### WHAT YOU WILL DO
Without the pictures, print each of the records below exactly as it appears.

### PROVIDED MATERIAL
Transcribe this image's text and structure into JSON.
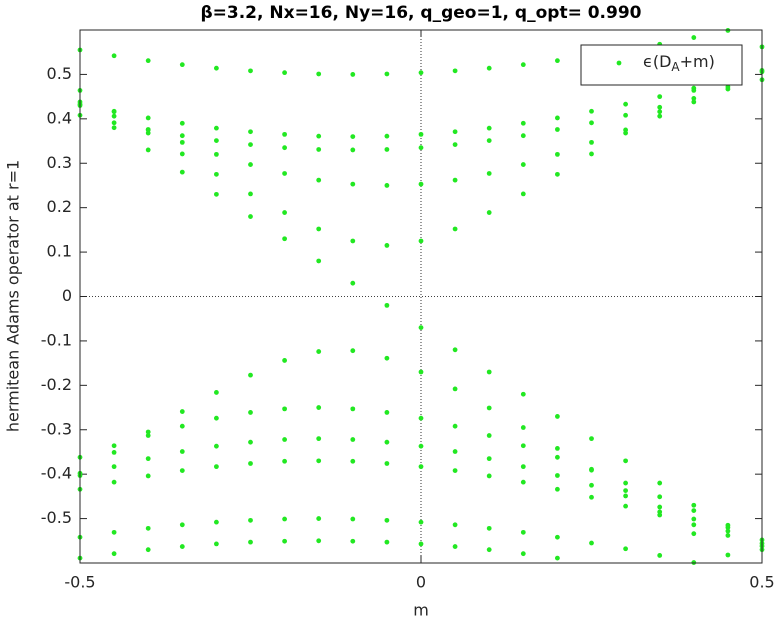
{
  "chart_data": {
    "type": "scatter",
    "title": "β=3.2, Nx=16, Ny=16, q_geo=1, q_opt= 0.990",
    "xlabel": "m",
    "ylabel": "hermitean Adams operator at r=1",
    "xlim": [
      -0.5,
      0.5
    ],
    "ylim": [
      -0.6,
      0.6
    ],
    "xticks": [
      -0.5,
      0,
      0.5
    ],
    "yticks": [
      -0.5,
      -0.4,
      -0.3,
      -0.2,
      -0.1,
      0,
      0.1,
      0.2,
      0.3,
      0.4,
      0.5
    ],
    "legend": "northeast",
    "x": [
      -0.5,
      -0.45,
      -0.4,
      -0.35,
      -0.3,
      -0.25,
      -0.2,
      -0.15,
      -0.1,
      -0.05,
      0,
      0.05,
      0.1,
      0.15,
      0.2,
      0.25,
      0.3,
      0.35,
      0.4,
      0.45,
      0.5
    ],
    "series": [
      {
        "name": "ϵ(D_A+m)",
        "color": "#22e822",
        "values": [
          [
            0.464,
            0.416,
            0.368,
            0.321,
            0.275,
            0.231,
            0.189,
            0.152,
            0.125,
            0.115,
            0.125,
            0.152,
            0.189,
            0.231,
            0.275,
            0.321,
            0.368,
            0.416,
            0.464,
            0.513,
            0.562
          ],
          [
            0.438,
            0.406,
            0.375,
            0.347,
            0.32,
            0.297,
            0.277,
            0.262,
            0.253,
            0.25,
            0.253,
            0.262,
            0.277,
            0.297,
            0.32,
            0.347,
            0.375,
            0.406,
            0.438,
            0.472,
            0.506
          ],
          [
            0.408,
            0.391,
            0.376,
            0.362,
            0.351,
            0.342,
            0.335,
            0.331,
            0.33,
            0.331,
            0.335,
            0.342,
            0.351,
            0.362,
            0.376,
            0.391,
            0.408,
            0.426,
            0.446,
            0.467,
            0.488
          ],
          [
            0.433,
            0.417,
            0.402,
            0.39,
            0.379,
            0.371,
            0.365,
            0.361,
            0.36,
            0.361,
            0.365,
            0.371,
            0.379,
            0.39,
            0.402,
            0.417,
            0.433,
            0.45,
            0.469,
            0.488,
            0.509
          ],
          [
            0.555,
            0.542,
            0.531,
            0.522,
            0.514,
            0.508,
            0.504,
            0.501,
            0.5,
            0.501,
            0.504,
            0.508,
            0.514,
            0.522,
            0.531,
            0.542,
            0.555,
            0.568,
            0.583,
            0.599,
            null
          ],
          [
            0.43,
            0.38,
            0.33,
            0.28,
            0.23,
            0.18,
            0.13,
            0.08,
            0.03,
            -0.02,
            -0.07,
            -0.12,
            -0.17,
            -0.22,
            -0.27,
            -0.32,
            -0.37,
            -0.42,
            -0.47,
            -0.52,
            -0.57
          ],
          [
            -0.398,
            -0.351,
            -0.305,
            -0.259,
            -0.216,
            -0.177,
            -0.144,
            -0.124,
            -0.122,
            -0.139,
            -0.17,
            -0.208,
            -0.251,
            -0.295,
            -0.342,
            -0.389,
            -0.437,
            -0.485,
            -0.534,
            -0.582,
            null
          ],
          [
            -0.362,
            -0.336,
            -0.313,
            -0.292,
            -0.274,
            -0.261,
            -0.253,
            -0.25,
            -0.253,
            -0.261,
            -0.274,
            -0.292,
            -0.313,
            -0.336,
            -0.362,
            -0.391,
            -0.42,
            -0.451,
            -0.482,
            -0.515,
            -0.548
          ],
          [
            -0.403,
            -0.383,
            -0.365,
            -0.349,
            -0.337,
            -0.328,
            -0.322,
            -0.32,
            -0.322,
            -0.328,
            -0.337,
            -0.349,
            -0.365,
            -0.383,
            -0.403,
            -0.425,
            -0.449,
            -0.474,
            -0.501,
            -0.528,
            -0.556
          ],
          [
            -0.434,
            -0.418,
            -0.404,
            -0.392,
            -0.383,
            -0.376,
            -0.371,
            -0.37,
            -0.371,
            -0.376,
            -0.383,
            -0.392,
            -0.404,
            -0.418,
            -0.434,
            -0.452,
            -0.472,
            -0.492,
            -0.514,
            -0.538,
            -0.562
          ],
          [
            -0.542,
            -0.531,
            -0.522,
            -0.514,
            -0.508,
            -0.504,
            -0.501,
            -0.5,
            -0.501,
            -0.504,
            -0.508,
            -0.514,
            -0.522,
            -0.531,
            -0.542,
            -0.555,
            -0.568,
            -0.583,
            -0.599,
            null,
            null
          ],
          [
            -0.589,
            -0.579,
            -0.57,
            -0.563,
            -0.557,
            -0.553,
            -0.551,
            -0.55,
            -0.551,
            -0.553,
            -0.557,
            -0.563,
            -0.57,
            -0.579,
            -0.589,
            null,
            null,
            null,
            null,
            null,
            null
          ]
        ]
      }
    ]
  }
}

### SOLVED EXERCISE
Transcribe this image's text and structure into JSON.
{
  "chart_data": {
    "type": "scatter",
    "title": "β=3.2, Nx=16, Ny=16, q_geo=1, q_opt= 0.990",
    "xlabel": "m",
    "ylabel": "hermitean Adams operator at r=1",
    "xlim": [
      -0.5,
      0.5
    ],
    "ylim": [
      -0.6,
      0.6
    ],
    "xticks": [
      -0.5,
      0,
      0.5
    ],
    "yticks": [
      -0.5,
      -0.4,
      -0.3,
      -0.2,
      -0.1,
      0,
      0.1,
      0.2,
      0.3,
      0.4,
      0.5
    ],
    "legend": "northeast",
    "x": [
      -0.5,
      -0.45,
      -0.4,
      -0.35,
      -0.3,
      -0.25,
      -0.2,
      -0.15,
      -0.1,
      -0.05,
      0,
      0.05,
      0.1,
      0.15,
      0.2,
      0.25,
      0.3,
      0.35,
      0.4,
      0.45,
      0.5
    ],
    "series": [
      {
        "name": "ϵ(D_A+m)",
        "color": "#22e822",
        "values": [
          [
            0.464,
            0.416,
            0.368,
            0.321,
            0.275,
            0.231,
            0.189,
            0.152,
            0.125,
            0.115,
            0.125,
            0.152,
            0.189,
            0.231,
            0.275,
            0.321,
            0.368,
            0.416,
            0.464,
            0.513,
            0.562
          ],
          [
            0.438,
            0.406,
            0.375,
            0.347,
            0.32,
            0.297,
            0.277,
            0.262,
            0.253,
            0.25,
            0.253,
            0.262,
            0.277,
            0.297,
            0.32,
            0.347,
            0.375,
            0.406,
            0.438,
            0.472,
            0.506
          ],
          [
            0.408,
            0.391,
            0.376,
            0.362,
            0.351,
            0.342,
            0.335,
            0.331,
            0.33,
            0.331,
            0.335,
            0.342,
            0.351,
            0.362,
            0.376,
            0.391,
            0.408,
            0.426,
            0.446,
            0.467,
            0.488
          ],
          [
            0.433,
            0.417,
            0.402,
            0.39,
            0.379,
            0.371,
            0.365,
            0.361,
            0.36,
            0.361,
            0.365,
            0.371,
            0.379,
            0.39,
            0.402,
            0.417,
            0.433,
            0.45,
            0.469,
            0.488,
            0.509
          ],
          [
            0.555,
            0.542,
            0.531,
            0.522,
            0.514,
            0.508,
            0.504,
            0.501,
            0.5,
            0.501,
            0.504,
            0.508,
            0.514,
            0.522,
            0.531,
            0.542,
            0.555,
            0.568,
            0.583,
            0.599,
            null
          ],
          [
            0.43,
            0.38,
            0.33,
            0.28,
            0.23,
            0.18,
            0.13,
            0.08,
            0.03,
            -0.02,
            -0.07,
            -0.12,
            -0.17,
            -0.22,
            -0.27,
            -0.32,
            -0.37,
            -0.42,
            -0.47,
            -0.52,
            -0.57
          ],
          [
            -0.398,
            -0.351,
            -0.305,
            -0.259,
            -0.216,
            -0.177,
            -0.144,
            -0.124,
            -0.122,
            -0.139,
            -0.17,
            -0.208,
            -0.251,
            -0.295,
            -0.342,
            -0.389,
            -0.437,
            -0.485,
            -0.534,
            -0.582,
            null
          ],
          [
            -0.362,
            -0.336,
            -0.313,
            -0.292,
            -0.274,
            -0.261,
            -0.253,
            -0.25,
            -0.253,
            -0.261,
            -0.274,
            -0.292,
            -0.313,
            -0.336,
            -0.362,
            -0.391,
            -0.42,
            -0.451,
            -0.482,
            -0.515,
            -0.548
          ],
          [
            -0.403,
            -0.383,
            -0.365,
            -0.349,
            -0.337,
            -0.328,
            -0.322,
            -0.32,
            -0.322,
            -0.328,
            -0.337,
            -0.349,
            -0.365,
            -0.383,
            -0.403,
            -0.425,
            -0.449,
            -0.474,
            -0.501,
            -0.528,
            -0.556
          ],
          [
            -0.434,
            -0.418,
            -0.404,
            -0.392,
            -0.383,
            -0.376,
            -0.371,
            -0.37,
            -0.371,
            -0.376,
            -0.383,
            -0.392,
            -0.404,
            -0.418,
            -0.434,
            -0.452,
            -0.472,
            -0.492,
            -0.514,
            -0.538,
            -0.562
          ],
          [
            -0.542,
            -0.531,
            -0.522,
            -0.514,
            -0.508,
            -0.504,
            -0.501,
            -0.5,
            -0.501,
            -0.504,
            -0.508,
            -0.514,
            -0.522,
            -0.531,
            -0.542,
            -0.555,
            -0.568,
            -0.583,
            -0.599,
            null,
            null
          ],
          [
            -0.589,
            -0.579,
            -0.57,
            -0.563,
            -0.557,
            -0.553,
            -0.551,
            -0.55,
            -0.551,
            -0.553,
            -0.557,
            -0.563,
            -0.57,
            -0.579,
            -0.589,
            null,
            null,
            null,
            null,
            null,
            null
          ]
        ]
      }
    ]
  }
}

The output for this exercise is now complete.